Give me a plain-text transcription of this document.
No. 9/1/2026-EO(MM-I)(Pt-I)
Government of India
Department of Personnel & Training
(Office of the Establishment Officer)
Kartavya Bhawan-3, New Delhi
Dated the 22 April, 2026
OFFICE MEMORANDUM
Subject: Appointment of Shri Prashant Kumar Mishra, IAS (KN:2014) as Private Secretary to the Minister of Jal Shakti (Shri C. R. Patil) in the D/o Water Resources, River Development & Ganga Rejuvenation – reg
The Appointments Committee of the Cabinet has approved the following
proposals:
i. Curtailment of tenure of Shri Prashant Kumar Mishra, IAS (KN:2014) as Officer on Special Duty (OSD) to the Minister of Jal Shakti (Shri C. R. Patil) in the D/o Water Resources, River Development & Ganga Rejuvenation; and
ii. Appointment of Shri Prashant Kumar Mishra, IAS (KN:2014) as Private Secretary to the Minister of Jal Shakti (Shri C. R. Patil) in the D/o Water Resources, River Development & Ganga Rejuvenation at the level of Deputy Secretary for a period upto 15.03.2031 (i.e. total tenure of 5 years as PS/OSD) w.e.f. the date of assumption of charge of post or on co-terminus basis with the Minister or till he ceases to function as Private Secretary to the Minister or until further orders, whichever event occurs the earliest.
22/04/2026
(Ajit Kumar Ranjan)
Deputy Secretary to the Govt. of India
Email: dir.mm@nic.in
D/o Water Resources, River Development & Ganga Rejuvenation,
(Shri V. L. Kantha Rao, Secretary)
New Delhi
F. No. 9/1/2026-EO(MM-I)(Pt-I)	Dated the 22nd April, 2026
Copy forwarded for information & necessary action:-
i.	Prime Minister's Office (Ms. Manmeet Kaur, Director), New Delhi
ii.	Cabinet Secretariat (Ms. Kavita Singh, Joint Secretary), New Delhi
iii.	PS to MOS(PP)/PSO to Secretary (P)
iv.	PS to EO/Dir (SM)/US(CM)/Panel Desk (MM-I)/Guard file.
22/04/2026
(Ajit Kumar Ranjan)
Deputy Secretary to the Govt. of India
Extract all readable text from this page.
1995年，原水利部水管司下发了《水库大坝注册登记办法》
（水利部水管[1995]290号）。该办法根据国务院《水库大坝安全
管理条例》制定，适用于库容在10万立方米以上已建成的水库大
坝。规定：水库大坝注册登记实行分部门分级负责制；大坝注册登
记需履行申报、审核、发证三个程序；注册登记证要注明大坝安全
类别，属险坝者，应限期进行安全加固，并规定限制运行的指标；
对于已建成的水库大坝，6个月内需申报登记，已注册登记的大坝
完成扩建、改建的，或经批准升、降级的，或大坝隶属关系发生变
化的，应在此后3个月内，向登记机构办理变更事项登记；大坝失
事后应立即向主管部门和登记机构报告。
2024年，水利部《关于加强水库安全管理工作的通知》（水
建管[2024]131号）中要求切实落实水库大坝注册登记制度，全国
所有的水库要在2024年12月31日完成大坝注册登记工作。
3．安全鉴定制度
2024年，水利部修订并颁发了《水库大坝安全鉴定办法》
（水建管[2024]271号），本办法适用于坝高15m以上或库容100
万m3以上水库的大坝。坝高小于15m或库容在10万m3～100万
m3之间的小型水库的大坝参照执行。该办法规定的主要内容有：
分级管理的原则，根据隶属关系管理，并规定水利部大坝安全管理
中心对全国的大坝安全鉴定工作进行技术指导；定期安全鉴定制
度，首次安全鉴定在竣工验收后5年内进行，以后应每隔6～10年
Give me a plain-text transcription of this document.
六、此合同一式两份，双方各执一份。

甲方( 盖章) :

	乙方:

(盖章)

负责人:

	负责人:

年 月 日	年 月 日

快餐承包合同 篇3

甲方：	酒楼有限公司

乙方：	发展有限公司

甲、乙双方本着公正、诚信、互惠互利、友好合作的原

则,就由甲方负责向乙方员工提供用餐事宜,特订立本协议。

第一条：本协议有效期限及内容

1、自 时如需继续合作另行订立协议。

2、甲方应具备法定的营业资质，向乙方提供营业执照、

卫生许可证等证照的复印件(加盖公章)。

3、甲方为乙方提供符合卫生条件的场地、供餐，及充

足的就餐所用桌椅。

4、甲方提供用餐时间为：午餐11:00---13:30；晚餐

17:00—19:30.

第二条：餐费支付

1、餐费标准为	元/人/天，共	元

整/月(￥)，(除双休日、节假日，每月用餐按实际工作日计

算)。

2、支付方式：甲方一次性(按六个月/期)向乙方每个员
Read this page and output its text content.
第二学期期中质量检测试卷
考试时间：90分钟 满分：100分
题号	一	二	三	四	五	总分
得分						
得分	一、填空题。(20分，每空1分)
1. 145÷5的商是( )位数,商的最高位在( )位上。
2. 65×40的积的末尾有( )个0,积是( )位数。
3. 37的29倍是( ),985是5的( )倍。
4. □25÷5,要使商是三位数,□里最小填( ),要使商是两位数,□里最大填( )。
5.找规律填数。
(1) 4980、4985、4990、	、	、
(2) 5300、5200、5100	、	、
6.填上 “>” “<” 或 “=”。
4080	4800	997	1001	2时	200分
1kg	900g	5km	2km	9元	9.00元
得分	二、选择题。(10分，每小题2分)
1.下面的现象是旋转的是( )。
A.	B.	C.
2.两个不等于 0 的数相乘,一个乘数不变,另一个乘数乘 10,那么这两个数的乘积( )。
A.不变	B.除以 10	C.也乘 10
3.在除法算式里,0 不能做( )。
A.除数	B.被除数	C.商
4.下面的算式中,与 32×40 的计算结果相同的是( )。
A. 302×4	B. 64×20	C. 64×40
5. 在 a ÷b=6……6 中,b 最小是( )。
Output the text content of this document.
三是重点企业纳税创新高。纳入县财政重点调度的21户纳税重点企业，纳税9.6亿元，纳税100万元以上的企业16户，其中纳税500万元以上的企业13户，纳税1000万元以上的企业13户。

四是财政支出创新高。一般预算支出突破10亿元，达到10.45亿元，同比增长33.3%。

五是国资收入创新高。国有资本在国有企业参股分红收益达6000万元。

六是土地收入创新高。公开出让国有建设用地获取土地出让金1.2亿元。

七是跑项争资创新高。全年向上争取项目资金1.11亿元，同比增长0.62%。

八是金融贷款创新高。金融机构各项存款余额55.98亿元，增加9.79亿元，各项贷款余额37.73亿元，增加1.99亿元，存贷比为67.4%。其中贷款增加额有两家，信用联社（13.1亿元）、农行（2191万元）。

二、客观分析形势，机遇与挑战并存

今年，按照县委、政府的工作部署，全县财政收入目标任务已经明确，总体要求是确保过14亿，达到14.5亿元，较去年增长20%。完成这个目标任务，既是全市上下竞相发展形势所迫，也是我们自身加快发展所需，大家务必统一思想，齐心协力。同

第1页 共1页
※ ※ ※
**Exercise task:**
Repeat the line that contains "Output the text content of this document.", then every line after it until the records end, with nothing added.

**Answer in full:**
Output the text content of this document.
三是重点企业纳税创新高。纳入县财政重点调度的21户纳税重点企业，纳税9.6亿元，纳税100万元以上的企业16户，其中纳税500万元以上的企业13户，纳税1000万元以上的企业13户。

四是财政支出创新高。一般预算支出突破10亿元，达到10.45亿元，同比增长33.3%。

五是国资收入创新高。国有资本在国有企业参股分红收益达6000万元。

六是土地收入创新高。公开出让国有建设用地获取土地出让金1.2亿元。

七是跑项争资创新高。全年向上争取项目资金1.11亿元，同比增长0.62%。

八是金融贷款创新高。金融机构各项存款余额55.98亿元，增加9.79亿元，各项贷款余额37.73亿元，增加1.99亿元，存贷比为67.4%。其中贷款增加额有两家，信用联社（13.1亿元）、农行（2191万元）。

二、客观分析形势，机遇与挑战并存

今年，按照县委、政府的工作部署，全县财政收入目标任务已经明确，总体要求是确保过14亿，达到14.5亿元，较去年增长20%。完成这个目标任务，既是全市上下竞相发展形势所迫，也是我们自身加快发展所需，大家务必统一思想，齐心协力。同

第1页 共1页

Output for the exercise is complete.